■ Work instruction
Please read the records below and return each line holding the string "number".

Excerpts from an interface dataset:
--- START ---

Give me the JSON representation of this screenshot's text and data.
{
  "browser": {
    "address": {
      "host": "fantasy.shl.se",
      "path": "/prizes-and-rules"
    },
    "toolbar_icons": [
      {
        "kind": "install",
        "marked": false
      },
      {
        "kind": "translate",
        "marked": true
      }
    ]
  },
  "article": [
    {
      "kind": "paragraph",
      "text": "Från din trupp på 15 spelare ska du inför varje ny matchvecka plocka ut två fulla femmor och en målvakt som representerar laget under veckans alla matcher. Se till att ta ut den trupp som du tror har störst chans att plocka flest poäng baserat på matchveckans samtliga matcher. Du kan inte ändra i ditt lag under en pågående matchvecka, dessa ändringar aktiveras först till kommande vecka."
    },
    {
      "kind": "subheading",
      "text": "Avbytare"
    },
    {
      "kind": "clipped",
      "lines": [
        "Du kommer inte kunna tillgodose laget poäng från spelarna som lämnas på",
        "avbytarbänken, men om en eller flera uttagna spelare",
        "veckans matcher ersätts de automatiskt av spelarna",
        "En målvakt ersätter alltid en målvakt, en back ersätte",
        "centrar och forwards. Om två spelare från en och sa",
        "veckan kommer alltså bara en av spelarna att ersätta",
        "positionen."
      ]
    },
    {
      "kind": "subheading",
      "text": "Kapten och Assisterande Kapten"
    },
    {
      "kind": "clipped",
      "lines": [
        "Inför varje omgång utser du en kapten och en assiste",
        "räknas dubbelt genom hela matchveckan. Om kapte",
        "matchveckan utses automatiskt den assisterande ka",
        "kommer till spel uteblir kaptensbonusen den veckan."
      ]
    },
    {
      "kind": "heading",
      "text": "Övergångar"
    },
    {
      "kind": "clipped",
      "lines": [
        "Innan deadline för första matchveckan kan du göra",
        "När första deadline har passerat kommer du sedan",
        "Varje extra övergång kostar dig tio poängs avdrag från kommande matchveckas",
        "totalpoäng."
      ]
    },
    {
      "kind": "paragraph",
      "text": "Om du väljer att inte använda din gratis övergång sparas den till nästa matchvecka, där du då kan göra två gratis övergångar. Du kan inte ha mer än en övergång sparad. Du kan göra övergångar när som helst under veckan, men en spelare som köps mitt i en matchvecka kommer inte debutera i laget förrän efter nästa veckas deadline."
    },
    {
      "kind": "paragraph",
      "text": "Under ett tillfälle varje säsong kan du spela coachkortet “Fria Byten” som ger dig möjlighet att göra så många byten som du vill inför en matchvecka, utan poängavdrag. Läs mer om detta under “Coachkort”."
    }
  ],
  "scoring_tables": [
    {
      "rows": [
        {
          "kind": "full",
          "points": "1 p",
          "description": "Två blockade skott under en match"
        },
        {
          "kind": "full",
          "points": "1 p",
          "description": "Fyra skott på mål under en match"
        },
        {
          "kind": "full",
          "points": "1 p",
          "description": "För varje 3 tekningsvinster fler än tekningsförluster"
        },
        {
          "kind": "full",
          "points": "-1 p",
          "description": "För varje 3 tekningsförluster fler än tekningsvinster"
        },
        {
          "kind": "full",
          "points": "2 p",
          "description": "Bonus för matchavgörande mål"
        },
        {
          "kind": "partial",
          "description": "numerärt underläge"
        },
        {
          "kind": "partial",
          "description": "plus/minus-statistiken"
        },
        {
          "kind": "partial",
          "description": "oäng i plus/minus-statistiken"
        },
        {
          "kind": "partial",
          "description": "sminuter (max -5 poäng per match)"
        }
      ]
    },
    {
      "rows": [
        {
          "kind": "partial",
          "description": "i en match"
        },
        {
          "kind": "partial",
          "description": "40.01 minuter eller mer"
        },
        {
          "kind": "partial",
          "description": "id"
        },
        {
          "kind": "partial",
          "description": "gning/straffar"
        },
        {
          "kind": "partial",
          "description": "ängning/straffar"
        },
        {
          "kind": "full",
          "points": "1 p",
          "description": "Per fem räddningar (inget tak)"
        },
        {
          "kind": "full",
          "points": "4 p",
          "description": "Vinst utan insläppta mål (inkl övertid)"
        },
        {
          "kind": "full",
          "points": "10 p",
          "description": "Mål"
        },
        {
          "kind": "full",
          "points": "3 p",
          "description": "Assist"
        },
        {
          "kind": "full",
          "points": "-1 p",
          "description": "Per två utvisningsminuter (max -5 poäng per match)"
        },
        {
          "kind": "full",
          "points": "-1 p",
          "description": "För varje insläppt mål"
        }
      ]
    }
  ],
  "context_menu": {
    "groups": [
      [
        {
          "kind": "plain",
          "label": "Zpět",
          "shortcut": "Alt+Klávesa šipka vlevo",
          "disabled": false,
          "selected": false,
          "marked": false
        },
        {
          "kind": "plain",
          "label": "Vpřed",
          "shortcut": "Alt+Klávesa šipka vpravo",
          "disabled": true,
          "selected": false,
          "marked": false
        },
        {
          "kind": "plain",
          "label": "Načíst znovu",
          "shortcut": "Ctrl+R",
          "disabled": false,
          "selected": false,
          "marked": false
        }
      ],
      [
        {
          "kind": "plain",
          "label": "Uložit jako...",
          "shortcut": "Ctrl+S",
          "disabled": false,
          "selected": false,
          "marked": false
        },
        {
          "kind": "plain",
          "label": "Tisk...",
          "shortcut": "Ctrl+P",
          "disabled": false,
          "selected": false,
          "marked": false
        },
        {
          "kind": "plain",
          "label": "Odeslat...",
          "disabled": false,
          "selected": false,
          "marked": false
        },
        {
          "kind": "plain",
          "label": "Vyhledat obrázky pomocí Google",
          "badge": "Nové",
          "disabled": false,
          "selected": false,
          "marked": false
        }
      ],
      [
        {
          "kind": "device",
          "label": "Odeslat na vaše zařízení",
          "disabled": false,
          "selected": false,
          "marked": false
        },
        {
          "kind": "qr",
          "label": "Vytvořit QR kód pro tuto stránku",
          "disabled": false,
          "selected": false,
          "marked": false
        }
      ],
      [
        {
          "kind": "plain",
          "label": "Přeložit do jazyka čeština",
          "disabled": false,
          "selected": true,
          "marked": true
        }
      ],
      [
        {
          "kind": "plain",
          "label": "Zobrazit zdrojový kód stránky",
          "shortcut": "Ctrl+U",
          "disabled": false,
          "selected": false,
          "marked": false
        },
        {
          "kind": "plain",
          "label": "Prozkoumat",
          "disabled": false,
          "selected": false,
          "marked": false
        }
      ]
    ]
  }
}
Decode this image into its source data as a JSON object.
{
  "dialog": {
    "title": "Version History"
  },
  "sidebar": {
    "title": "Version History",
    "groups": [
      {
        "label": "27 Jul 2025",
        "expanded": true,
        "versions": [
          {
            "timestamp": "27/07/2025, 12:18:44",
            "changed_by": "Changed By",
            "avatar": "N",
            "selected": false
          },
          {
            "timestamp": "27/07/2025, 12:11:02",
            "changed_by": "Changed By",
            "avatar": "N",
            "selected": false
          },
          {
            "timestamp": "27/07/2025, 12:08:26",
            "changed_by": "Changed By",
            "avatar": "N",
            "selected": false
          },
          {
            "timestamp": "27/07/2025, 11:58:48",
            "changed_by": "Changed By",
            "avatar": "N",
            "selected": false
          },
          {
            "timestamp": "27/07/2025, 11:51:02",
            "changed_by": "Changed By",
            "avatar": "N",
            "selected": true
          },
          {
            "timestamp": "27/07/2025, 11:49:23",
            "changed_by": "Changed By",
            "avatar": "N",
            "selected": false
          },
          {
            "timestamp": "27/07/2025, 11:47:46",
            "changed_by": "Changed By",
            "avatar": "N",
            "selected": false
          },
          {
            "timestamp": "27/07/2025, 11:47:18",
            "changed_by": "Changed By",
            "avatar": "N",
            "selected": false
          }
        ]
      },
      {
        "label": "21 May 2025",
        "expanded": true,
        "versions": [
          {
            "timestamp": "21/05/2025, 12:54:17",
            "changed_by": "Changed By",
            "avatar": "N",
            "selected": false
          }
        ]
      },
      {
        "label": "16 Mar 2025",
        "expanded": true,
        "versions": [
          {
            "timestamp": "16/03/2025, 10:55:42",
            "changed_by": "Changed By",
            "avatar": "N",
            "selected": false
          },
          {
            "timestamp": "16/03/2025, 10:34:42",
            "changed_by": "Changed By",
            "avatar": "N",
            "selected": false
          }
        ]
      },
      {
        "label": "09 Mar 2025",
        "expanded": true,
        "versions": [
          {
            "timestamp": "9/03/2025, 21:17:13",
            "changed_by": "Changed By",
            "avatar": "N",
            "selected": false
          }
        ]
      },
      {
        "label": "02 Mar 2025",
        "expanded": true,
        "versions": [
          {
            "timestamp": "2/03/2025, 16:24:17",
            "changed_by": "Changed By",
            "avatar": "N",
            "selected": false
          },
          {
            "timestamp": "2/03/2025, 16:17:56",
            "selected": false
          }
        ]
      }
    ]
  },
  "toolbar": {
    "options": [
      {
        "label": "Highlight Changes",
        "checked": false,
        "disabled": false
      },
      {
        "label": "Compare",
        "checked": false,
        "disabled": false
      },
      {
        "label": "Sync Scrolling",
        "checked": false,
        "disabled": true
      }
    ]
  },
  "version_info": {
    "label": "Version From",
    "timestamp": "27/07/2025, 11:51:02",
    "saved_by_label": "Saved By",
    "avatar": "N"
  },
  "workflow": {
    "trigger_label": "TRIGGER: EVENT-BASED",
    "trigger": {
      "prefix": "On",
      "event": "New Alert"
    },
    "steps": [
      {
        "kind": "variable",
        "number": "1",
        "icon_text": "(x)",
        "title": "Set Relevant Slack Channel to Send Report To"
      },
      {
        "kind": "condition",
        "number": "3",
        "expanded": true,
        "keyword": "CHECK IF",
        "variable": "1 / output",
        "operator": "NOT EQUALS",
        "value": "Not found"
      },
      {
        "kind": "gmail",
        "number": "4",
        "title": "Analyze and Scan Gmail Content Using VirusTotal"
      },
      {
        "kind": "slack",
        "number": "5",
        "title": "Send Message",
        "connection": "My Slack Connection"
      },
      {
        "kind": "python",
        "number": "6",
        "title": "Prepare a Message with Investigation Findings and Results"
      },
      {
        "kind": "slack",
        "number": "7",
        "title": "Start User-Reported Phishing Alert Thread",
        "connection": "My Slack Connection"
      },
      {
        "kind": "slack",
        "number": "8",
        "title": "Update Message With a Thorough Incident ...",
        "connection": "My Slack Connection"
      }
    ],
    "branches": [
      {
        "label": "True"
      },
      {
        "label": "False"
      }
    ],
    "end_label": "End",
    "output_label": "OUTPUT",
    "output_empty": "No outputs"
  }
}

--- END ---

■ Exercise response
        "number": "1",
        "number": "3",
        "number": "4",
        "number": "5",
        "number": "6",
        "number": "7",
        "number": "8",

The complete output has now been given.